▶ GIVEN INFORMATION:
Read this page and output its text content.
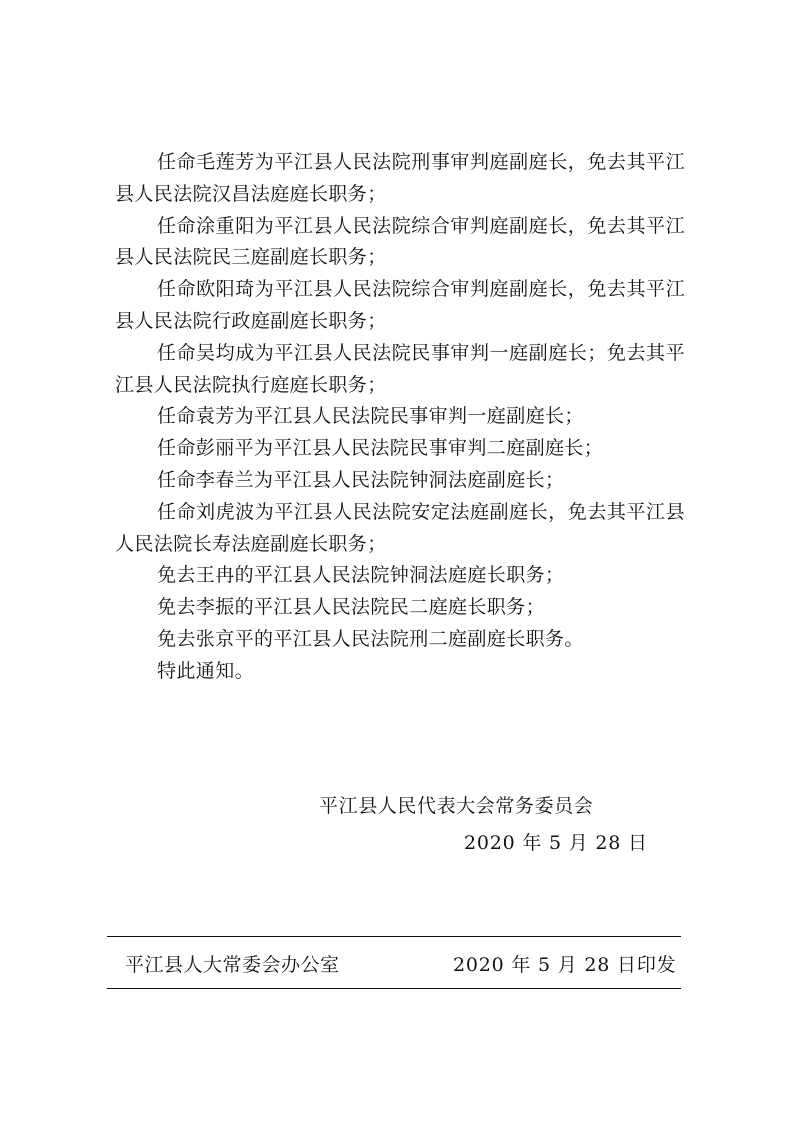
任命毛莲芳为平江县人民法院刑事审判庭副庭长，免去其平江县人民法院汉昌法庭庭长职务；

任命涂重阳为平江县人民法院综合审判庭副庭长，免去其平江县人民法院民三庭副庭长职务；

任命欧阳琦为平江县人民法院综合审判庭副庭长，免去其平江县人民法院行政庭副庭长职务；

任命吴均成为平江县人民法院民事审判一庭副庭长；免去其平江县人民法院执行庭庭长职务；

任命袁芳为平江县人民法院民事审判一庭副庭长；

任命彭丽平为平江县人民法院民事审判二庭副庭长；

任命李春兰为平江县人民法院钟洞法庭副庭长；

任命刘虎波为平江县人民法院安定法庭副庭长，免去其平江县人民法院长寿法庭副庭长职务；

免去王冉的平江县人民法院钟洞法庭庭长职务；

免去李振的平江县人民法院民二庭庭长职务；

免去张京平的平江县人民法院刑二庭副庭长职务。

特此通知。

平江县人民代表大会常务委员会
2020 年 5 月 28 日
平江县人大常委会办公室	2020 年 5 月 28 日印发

▶ THE REQUEST:
Restate the data above exactly, stripping out each image.

▶ TASK ANSWER:
Read this page and output its text content.
任命毛莲芳为平江县人民法院刑事审判庭副庭长，免去其平江县人民法院汉昌法庭庭长职务；

任命涂重阳为平江县人民法院综合审判庭副庭长，免去其平江县人民法院民三庭副庭长职务；

任命欧阳琦为平江县人民法院综合审判庭副庭长，免去其平江县人民法院行政庭副庭长职务；

任命吴均成为平江县人民法院民事审判一庭副庭长；免去其平江县人民法院执行庭庭长职务；

任命袁芳为平江县人民法院民事审判一庭副庭长；

任命彭丽平为平江县人民法院民事审判二庭副庭长；

任命李春兰为平江县人民法院钟洞法庭副庭长；

任命刘虎波为平江县人民法院安定法庭副庭长，免去其平江县人民法院长寿法庭副庭长职务；

免去王冉的平江县人民法院钟洞法庭庭长职务；

免去李振的平江县人民法院民二庭庭长职务；

免去张京平的平江县人民法院刑二庭副庭长职务。

特此通知。

平江县人民代表大会常务委员会
2020 年 5 月 28 日
平江县人大常委会办公室	2020 年 5 月 28 日印发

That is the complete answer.